Copy out everything in the entries from the line containing "article-table-section: Benoit Badiashile's" down to the line containing "cell-season: 2018-19 [38,130,192,195]", with both of those lines included.
>> START GIVEN RECORDS
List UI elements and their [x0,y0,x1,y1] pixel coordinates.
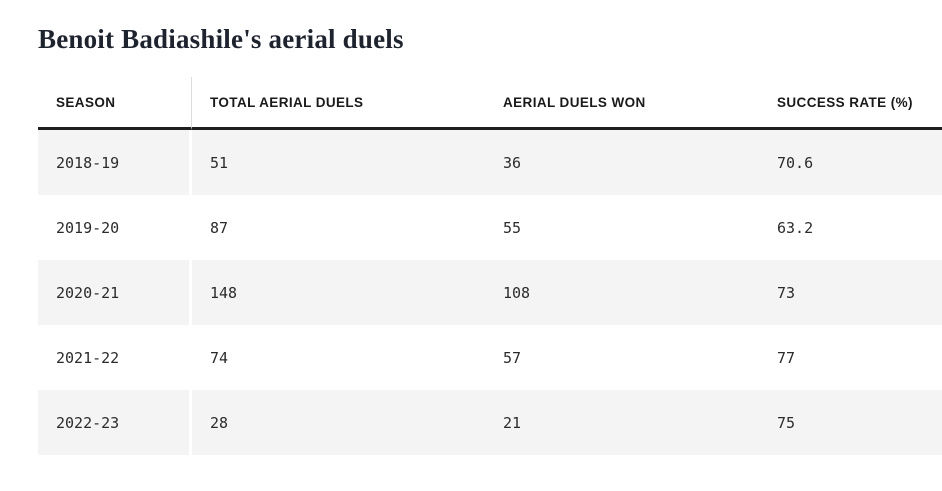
article-table-section: Benoit Badiashile's aerial duels SEASON … [38,24,942,455]
cell-total-aerial-duels: 148 [210,283,238,302]
table-row: 2022-23 28 21 75 [38,390,942,455]
cell-season: 2020-21 [38,260,192,325]
cell-success-rate: 73 [777,283,796,302]
cell-total-aerial-duels: 87 [210,218,229,237]
cell-total-aerial-duels: 74 [210,348,229,367]
cell-total-aerial-duels: 28 [210,413,229,432]
cell-season: 2022-23 [38,390,192,455]
cell-success-rate: 75 [777,413,796,432]
cell-aerial-duels-won: 108 [503,283,531,302]
table-row: 2021-22 74 57 77 [38,325,942,390]
cell-aerial-duels-won: 55 [503,218,522,237]
page-title: Benoit Badiashile's aerial duels [38,24,404,54]
cell-success-rate: 70.6 [777,153,814,172]
cell-season: 2018-19 [38,130,192,195]
cell-success-rate: 63.2 [777,218,814,237]
cell-aerial-duels-won: 21 [503,413,522,432]
cell-success-rate: 77 [777,348,796,367]
column-header-aerial-duels-won: AERIAL DUELS WON [485,77,759,130]
cell-aerial-duels-won: 57 [503,348,522,367]
table-row: 2020-21 148 108 73 [38,260,942,325]
cell-season: 2019-20 [38,195,192,260]
column-header-success-rate: SUCCESS RATE (%) [759,77,942,130]
header-row: SEASON TOTAL AERIAL DUELS AERIAL DUELS W… [38,77,942,130]
aerial-duels-table: SEASON TOTAL AERIAL DUELS AERIAL DUELS W… [38,77,942,455]
table-row: 2019-20 87 55 63.2 [38,195,942,260]
column-header-total-aerial-duels: TOTAL AERIAL DUELS [192,77,485,130]
column-header-season: SEASON [38,77,192,130]
cell-season: 2021-22 [38,325,192,390]
cell-total-aerial-duels: 51 [210,153,229,172]
cell-aerial-duels-won: 36 [503,153,522,172]
table-row: 2018-19 51 36 70.6 [38,130,942,195]
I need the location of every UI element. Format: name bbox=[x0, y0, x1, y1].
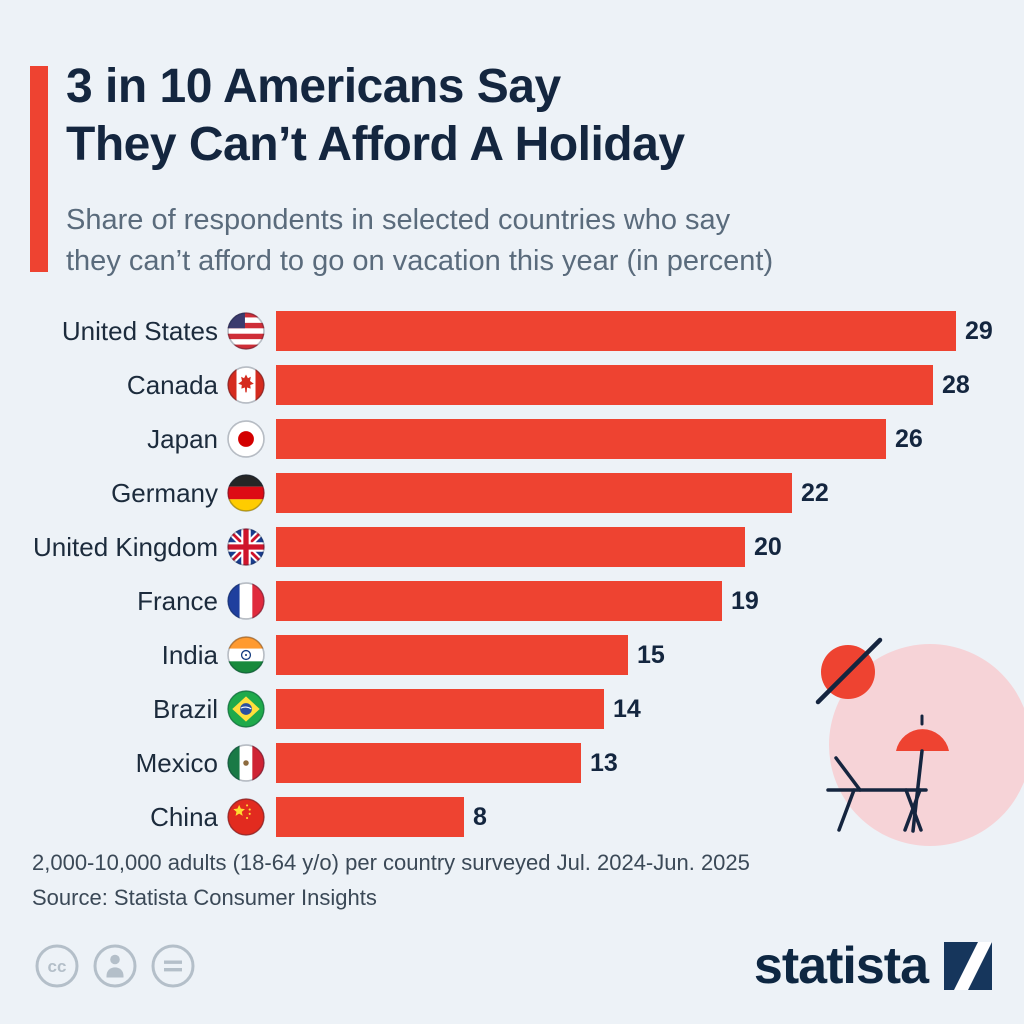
value-label: 29 bbox=[965, 316, 993, 345]
value-label: 26 bbox=[895, 424, 923, 453]
value-label: 28 bbox=[942, 370, 970, 399]
china-flag-icon bbox=[227, 798, 265, 836]
beach-umbrella-icon bbox=[896, 714, 949, 833]
chart-row: United States 29 bbox=[0, 304, 1024, 358]
title-line-1: 3 in 10 Americans Say bbox=[66, 60, 561, 113]
license-badges: cc bbox=[34, 943, 196, 989]
no-sun-icon bbox=[815, 637, 883, 705]
bar-ca bbox=[276, 365, 933, 405]
canada-flag-icon bbox=[227, 366, 265, 404]
bar-fr bbox=[276, 581, 722, 621]
japan-flag-icon bbox=[227, 420, 265, 458]
subtitle-line-1: Share of respondents in selected countri… bbox=[66, 204, 731, 236]
country-label: Canada bbox=[126, 369, 218, 400]
chart-row: China 8 bbox=[0, 790, 1024, 844]
chart-row: India 15 bbox=[0, 628, 1024, 682]
value-label: 19 bbox=[731, 586, 759, 615]
chart-row: Brazil 14 bbox=[0, 682, 1024, 736]
bar-us bbox=[276, 311, 956, 351]
bottom-bar: cc statista bbox=[34, 936, 992, 996]
us-flag-icon bbox=[227, 312, 265, 350]
value-label: 20 bbox=[754, 532, 782, 561]
country-label: Mexico bbox=[135, 747, 218, 778]
no-derivatives-icon bbox=[151, 944, 195, 988]
brazil-flag-icon bbox=[227, 690, 265, 728]
france-flag-icon bbox=[227, 582, 265, 620]
page-title: 3 in 10 Americans Say They Can’t Afford … bbox=[66, 58, 685, 174]
bar-br bbox=[276, 689, 604, 729]
beach-illustration bbox=[815, 637, 1024, 846]
value-label: 8 bbox=[473, 802, 487, 831]
chart-row: Germany 22 bbox=[0, 466, 1024, 520]
uk-flag-icon bbox=[227, 528, 265, 566]
value-label: 22 bbox=[801, 478, 829, 507]
chart-row: France 19 bbox=[0, 574, 1024, 628]
bar-gb bbox=[276, 527, 745, 567]
bar-de bbox=[276, 473, 792, 513]
title-line-2: They Can’t Afford A Holiday bbox=[66, 118, 685, 171]
germany-flag-icon bbox=[227, 474, 265, 512]
statista-brand: statista bbox=[754, 936, 992, 996]
attribution-icon bbox=[93, 944, 137, 988]
survey-note: 2,000-10,000 adults (18-64 y/o) per coun… bbox=[32, 850, 750, 875]
india-flag-icon bbox=[227, 636, 265, 674]
subtitle-line-2: they can’t afford to go on vacation this… bbox=[66, 245, 774, 277]
value-label: 13 bbox=[590, 748, 618, 777]
country-label: Brazil bbox=[152, 693, 218, 724]
chart-subtitle: Share of respondents in selected countri… bbox=[66, 200, 773, 282]
statista-logo-mark bbox=[944, 942, 992, 990]
country-label: United Kingdom bbox=[33, 531, 218, 562]
bar-in bbox=[276, 635, 628, 675]
country-label: China bbox=[150, 801, 218, 832]
chart-row: Canada 28 bbox=[0, 358, 1024, 412]
country-label: France bbox=[137, 585, 218, 616]
bar-cn bbox=[276, 797, 464, 837]
cc-icon: cc bbox=[35, 944, 79, 988]
bar-mx bbox=[276, 743, 581, 783]
country-label: India bbox=[161, 639, 218, 670]
mexico-flag-icon bbox=[227, 744, 265, 782]
chart-row: Japan 26 bbox=[0, 412, 1024, 466]
value-label: 15 bbox=[637, 640, 665, 669]
bar-jp bbox=[276, 419, 886, 459]
title-accent-bar bbox=[30, 66, 48, 272]
chart-row: Mexico 13 bbox=[0, 736, 1024, 790]
source-note: Source: Statista Consumer Insights bbox=[32, 885, 377, 910]
svg-text:cc: cc bbox=[48, 957, 67, 976]
chart-row: United Kingdom 20 bbox=[0, 520, 1024, 574]
value-label: 14 bbox=[613, 694, 641, 723]
country-label: Japan bbox=[147, 423, 218, 454]
country-label: Germany bbox=[111, 477, 218, 508]
country-label: United States bbox=[61, 315, 218, 346]
statista-wordmark: statista bbox=[753, 937, 929, 995]
bar-chart: United States 29 Canada 28 Japan 26 Germany… bbox=[0, 304, 1024, 844]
>> END GIVEN RECORDS
▶ _ANSWER BELOW_:
article-table-section: Benoit Badiashile's aerial duels SEASON … [38,24,942,455]
cell-total-aerial-duels: 148 [210,283,238,302]
table-row: 2022-23 28 21 75 [38,390,942,455]
cell-season: 2020-21 [38,260,192,325]
cell-success-rate: 73 [777,283,796,302]
cell-total-aerial-duels: 87 [210,218,229,237]
cell-total-aerial-duels: 74 [210,348,229,367]
cell-total-aerial-duels: 28 [210,413,229,432]
cell-season: 2022-23 [38,390,192,455]
cell-success-rate: 75 [777,413,796,432]
cell-aerial-duels-won: 108 [503,283,531,302]
table-row: 2021-22 74 57 77 [38,325,942,390]
cell-aerial-duels-won: 55 [503,218,522,237]
page-title: Benoit Badiashile's aerial duels [38,24,404,54]
cell-success-rate: 70.6 [777,153,814,172]
cell-season: 2018-19 [38,130,192,195]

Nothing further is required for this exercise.